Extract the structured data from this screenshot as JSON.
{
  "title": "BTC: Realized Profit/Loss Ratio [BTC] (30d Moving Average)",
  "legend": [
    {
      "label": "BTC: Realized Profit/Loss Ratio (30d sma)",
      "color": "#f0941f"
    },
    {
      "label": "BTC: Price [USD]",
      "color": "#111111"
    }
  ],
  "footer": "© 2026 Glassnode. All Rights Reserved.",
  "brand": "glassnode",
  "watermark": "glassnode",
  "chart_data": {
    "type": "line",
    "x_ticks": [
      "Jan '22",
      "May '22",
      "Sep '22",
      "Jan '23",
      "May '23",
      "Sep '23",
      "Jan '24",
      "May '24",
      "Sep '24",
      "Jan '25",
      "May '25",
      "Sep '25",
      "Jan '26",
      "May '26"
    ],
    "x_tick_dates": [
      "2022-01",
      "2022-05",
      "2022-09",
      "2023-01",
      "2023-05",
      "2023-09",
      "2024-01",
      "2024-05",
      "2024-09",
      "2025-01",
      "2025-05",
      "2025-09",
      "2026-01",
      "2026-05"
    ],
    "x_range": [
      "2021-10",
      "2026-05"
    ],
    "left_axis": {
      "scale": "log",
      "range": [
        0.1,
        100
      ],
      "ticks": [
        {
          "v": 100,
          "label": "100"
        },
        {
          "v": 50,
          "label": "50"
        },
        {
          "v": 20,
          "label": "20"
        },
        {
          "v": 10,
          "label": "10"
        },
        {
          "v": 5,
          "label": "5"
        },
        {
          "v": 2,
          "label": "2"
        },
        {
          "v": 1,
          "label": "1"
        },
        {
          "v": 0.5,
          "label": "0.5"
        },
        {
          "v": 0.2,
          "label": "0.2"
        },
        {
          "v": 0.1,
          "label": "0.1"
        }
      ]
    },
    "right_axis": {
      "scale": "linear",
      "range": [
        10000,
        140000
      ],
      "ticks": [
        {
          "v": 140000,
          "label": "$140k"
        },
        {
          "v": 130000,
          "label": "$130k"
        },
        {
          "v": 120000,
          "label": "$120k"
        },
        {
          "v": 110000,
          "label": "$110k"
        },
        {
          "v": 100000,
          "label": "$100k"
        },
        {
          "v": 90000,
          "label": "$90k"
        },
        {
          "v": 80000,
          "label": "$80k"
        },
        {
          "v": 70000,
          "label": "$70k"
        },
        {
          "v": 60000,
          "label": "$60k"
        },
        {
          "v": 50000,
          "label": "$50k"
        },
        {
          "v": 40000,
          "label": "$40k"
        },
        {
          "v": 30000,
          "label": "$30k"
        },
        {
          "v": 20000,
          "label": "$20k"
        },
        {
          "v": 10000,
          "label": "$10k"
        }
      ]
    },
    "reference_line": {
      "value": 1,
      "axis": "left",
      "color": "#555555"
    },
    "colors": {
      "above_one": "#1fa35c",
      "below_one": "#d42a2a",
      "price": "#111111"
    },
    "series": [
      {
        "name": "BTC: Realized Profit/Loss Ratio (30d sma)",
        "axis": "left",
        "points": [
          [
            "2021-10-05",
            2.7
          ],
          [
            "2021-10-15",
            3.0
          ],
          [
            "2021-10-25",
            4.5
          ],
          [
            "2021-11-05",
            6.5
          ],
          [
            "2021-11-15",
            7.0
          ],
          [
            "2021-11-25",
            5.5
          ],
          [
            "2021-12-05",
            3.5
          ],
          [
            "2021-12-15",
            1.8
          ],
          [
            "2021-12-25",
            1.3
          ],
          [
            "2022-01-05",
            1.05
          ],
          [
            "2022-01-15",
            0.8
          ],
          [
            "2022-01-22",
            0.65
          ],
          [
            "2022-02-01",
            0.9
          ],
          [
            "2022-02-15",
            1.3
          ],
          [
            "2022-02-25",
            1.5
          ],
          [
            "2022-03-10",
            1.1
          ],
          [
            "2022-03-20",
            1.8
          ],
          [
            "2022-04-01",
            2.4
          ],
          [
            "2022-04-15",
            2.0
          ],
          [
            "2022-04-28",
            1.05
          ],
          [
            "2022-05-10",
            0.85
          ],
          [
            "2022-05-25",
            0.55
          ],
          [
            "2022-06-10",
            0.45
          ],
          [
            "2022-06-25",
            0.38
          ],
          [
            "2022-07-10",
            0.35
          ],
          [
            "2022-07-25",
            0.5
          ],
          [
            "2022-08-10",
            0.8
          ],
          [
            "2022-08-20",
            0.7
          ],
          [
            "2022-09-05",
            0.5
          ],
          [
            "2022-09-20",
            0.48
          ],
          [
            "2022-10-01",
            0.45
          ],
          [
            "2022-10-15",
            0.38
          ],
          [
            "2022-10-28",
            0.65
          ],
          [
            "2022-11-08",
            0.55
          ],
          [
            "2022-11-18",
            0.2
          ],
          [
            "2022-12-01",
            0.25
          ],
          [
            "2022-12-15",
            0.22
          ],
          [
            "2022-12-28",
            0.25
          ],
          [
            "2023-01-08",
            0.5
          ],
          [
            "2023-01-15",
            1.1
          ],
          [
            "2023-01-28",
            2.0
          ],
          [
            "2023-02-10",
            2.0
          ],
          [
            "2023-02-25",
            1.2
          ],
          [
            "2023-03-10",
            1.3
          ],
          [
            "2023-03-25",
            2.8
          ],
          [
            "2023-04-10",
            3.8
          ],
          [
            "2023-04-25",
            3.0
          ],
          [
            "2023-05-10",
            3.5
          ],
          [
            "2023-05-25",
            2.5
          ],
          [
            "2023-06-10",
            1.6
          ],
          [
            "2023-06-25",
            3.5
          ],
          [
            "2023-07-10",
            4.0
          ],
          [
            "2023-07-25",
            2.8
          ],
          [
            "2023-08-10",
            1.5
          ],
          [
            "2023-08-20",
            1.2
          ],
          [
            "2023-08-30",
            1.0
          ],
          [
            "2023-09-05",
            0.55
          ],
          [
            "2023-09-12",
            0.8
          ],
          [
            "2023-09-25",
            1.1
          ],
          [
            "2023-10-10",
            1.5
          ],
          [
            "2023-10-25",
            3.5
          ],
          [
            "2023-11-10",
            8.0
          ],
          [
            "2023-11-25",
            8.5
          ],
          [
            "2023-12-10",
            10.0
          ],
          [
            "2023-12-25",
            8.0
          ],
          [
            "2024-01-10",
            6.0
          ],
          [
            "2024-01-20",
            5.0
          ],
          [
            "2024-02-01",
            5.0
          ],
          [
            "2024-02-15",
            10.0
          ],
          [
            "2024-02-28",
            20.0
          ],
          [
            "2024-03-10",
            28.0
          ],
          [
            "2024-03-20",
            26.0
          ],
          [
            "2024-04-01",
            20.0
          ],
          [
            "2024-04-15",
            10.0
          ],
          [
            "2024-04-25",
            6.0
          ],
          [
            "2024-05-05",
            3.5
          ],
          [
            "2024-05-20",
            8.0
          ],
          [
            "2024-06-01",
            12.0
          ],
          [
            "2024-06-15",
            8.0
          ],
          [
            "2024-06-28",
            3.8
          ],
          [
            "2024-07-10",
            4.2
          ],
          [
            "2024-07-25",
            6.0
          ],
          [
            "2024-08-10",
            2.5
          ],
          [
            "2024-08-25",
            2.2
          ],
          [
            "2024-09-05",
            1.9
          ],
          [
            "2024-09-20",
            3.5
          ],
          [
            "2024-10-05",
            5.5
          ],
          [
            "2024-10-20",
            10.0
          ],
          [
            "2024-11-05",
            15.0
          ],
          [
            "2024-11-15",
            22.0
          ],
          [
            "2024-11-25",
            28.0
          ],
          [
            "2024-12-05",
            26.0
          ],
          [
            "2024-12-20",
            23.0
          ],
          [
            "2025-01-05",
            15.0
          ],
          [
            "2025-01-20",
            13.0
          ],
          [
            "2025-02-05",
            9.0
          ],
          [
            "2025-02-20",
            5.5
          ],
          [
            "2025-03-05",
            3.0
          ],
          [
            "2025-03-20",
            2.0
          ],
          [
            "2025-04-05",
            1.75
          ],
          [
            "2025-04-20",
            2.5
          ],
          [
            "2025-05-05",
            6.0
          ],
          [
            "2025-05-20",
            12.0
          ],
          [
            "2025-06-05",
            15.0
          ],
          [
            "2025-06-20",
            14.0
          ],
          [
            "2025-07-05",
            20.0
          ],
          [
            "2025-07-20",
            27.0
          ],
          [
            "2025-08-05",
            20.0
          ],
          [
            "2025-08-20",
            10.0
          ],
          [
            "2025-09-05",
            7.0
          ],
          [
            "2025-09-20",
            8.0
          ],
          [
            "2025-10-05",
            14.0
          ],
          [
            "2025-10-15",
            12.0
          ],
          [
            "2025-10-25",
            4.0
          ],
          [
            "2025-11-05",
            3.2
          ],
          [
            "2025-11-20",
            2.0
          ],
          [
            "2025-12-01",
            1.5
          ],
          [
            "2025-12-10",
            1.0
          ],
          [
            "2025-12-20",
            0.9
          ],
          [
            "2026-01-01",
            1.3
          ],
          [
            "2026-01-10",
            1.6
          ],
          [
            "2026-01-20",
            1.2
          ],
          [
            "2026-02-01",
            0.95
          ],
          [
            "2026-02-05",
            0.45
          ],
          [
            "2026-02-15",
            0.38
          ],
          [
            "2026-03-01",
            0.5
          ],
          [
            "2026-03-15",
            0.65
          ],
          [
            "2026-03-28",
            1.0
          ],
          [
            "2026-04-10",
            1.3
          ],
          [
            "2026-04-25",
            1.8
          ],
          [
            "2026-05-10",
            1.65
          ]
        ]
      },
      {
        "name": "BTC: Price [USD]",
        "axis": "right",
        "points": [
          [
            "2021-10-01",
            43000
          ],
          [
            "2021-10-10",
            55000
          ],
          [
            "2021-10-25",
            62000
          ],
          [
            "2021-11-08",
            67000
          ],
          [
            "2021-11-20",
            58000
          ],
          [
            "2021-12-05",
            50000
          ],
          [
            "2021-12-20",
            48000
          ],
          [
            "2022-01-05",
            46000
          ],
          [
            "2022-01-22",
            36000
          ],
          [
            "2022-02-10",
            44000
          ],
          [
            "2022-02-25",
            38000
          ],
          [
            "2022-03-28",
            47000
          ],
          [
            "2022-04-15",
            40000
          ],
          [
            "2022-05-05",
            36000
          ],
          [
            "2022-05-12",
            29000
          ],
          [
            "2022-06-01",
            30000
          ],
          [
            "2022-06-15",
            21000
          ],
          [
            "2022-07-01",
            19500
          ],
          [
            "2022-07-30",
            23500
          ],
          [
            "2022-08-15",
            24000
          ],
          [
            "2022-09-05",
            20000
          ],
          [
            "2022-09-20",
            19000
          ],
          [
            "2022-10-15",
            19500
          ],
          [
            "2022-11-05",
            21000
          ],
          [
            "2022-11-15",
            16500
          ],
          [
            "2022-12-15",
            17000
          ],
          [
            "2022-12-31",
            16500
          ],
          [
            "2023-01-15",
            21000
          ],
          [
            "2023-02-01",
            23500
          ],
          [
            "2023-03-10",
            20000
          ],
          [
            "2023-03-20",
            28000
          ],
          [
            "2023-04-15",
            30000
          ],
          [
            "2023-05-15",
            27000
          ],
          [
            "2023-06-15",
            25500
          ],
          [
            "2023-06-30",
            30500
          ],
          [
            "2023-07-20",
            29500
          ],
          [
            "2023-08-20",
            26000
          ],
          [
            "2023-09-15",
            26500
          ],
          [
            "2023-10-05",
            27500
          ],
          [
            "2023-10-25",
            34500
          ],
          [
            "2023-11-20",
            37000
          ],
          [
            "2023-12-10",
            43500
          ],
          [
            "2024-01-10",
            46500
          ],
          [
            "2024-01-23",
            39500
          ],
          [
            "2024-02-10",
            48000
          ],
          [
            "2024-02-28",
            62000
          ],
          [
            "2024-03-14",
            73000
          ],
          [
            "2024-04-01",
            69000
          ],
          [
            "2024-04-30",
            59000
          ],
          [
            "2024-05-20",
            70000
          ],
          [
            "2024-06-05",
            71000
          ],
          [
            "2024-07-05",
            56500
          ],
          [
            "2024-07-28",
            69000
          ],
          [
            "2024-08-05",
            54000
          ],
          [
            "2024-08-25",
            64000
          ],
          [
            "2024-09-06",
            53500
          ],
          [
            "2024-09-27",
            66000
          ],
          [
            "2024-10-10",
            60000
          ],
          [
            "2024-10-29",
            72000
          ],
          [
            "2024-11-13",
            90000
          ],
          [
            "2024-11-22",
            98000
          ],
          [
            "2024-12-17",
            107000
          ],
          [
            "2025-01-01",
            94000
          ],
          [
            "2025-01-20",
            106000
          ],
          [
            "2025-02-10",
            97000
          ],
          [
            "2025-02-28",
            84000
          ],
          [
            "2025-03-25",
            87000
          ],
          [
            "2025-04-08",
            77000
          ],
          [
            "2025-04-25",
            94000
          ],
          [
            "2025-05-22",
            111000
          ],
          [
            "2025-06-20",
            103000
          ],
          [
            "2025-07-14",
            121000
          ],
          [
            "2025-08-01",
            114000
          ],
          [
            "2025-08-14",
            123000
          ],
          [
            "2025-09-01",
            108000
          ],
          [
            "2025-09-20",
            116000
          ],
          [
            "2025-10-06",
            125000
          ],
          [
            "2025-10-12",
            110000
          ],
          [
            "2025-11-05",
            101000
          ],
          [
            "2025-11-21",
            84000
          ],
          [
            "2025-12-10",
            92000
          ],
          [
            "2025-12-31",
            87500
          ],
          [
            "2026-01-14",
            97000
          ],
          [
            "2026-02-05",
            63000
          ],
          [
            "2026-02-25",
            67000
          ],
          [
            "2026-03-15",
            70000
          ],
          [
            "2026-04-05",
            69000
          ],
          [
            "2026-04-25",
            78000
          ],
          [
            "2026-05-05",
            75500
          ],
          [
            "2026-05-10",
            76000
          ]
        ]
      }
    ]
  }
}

* **DIRECTIVE**
Extract every line above that contains the word "name".

* **TASK ANSWER**
        "name": "BTC: Realized Profit/Loss Ratio (30d sma)",
        "name": "BTC: Price [USD]",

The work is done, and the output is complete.